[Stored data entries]
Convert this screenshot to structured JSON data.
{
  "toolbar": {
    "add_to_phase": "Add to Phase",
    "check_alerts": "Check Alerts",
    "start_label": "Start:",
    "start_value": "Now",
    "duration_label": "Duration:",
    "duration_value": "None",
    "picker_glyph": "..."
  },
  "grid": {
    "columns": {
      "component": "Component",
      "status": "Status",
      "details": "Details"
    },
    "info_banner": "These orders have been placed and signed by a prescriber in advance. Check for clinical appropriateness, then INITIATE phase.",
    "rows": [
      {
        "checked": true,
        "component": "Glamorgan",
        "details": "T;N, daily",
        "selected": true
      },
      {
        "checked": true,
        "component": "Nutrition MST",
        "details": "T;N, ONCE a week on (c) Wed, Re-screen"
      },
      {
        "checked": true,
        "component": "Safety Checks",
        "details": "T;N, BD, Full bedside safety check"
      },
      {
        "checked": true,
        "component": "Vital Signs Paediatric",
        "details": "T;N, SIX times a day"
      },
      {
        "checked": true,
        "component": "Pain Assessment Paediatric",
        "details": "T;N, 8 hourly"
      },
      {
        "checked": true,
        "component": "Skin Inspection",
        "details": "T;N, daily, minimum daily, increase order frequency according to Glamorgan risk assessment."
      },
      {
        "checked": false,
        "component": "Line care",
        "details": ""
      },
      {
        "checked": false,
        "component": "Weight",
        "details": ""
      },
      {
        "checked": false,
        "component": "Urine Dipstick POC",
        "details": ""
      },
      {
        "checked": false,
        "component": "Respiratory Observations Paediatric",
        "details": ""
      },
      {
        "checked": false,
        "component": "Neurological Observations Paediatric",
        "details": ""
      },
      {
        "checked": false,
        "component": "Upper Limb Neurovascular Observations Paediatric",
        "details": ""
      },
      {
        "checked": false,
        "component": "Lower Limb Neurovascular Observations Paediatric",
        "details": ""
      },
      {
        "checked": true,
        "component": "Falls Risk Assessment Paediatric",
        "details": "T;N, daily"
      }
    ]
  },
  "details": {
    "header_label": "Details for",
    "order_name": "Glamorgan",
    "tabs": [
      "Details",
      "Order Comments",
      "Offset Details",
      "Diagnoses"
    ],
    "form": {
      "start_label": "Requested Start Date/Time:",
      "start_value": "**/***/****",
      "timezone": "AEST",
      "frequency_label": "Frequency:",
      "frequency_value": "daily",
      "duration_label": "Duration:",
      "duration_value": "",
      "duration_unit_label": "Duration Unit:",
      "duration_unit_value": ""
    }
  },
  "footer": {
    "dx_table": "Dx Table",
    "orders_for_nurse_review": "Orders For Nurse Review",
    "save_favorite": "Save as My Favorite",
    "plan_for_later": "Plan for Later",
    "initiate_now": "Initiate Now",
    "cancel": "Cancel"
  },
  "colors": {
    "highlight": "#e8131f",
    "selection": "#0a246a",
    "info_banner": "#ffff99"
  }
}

[Exercise]
Reproduce each line holding the word "Neurovascular".

[Answer to this task]
        "component": "Upper Limb Neurovascular Observations Paediatric",
        "component": "Lower Limb Neurovascular Observations Paediatric",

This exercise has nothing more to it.